**GOAL**
Print every entry exactly as written.

**EXCERPTED RECORDS**
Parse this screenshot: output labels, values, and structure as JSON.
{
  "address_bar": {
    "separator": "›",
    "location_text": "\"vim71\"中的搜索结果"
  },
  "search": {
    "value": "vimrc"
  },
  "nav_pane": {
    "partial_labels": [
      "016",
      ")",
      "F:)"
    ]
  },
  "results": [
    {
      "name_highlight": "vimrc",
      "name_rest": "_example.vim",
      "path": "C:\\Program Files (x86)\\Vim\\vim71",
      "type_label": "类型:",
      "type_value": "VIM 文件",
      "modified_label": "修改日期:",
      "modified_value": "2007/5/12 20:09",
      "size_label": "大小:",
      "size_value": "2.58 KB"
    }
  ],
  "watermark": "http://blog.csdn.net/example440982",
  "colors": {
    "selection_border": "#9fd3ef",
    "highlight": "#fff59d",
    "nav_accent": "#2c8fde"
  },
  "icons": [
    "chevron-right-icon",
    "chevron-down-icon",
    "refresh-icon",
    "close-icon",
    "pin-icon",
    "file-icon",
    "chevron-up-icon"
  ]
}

**RESULT FOR THIS TASK**
Parse this screenshot: output labels, values, and structure as JSON.
{
  "address_bar": {
    "separator": "›",
    "location_text": "\"vim71\"中的搜索结果"
  },
  "search": {
    "value": "vimrc"
  },
  "nav_pane": {
    "partial_labels": [
      "016",
      ")",
      "F:)"
    ]
  },
  "results": [
    {
      "name_highlight": "vimrc",
      "name_rest": "_example.vim",
      "path": "C:\\Program Files (x86)\\Vim\\vim71",
      "type_label": "类型:",
      "type_value": "VIM 文件",
      "modified_label": "修改日期:",
      "modified_value": "2007/5/12 20:09",
      "size_label": "大小:",
      "size_value": "2.58 KB"
    }
  ],
  "watermark": "http://blog.csdn.net/example440982",
  "colors": {
    "selection_border": "#9fd3ef",
    "highlight": "#fff59d",
    "nav_accent": "#2c8fde"
  },
  "icons": [
    "chevron-right-icon",
    "chevron-down-icon",
    "refresh-icon",
    "close-icon",
    "pin-icon",
    "file-icon",
    "chevron-up-icon"
  ]
}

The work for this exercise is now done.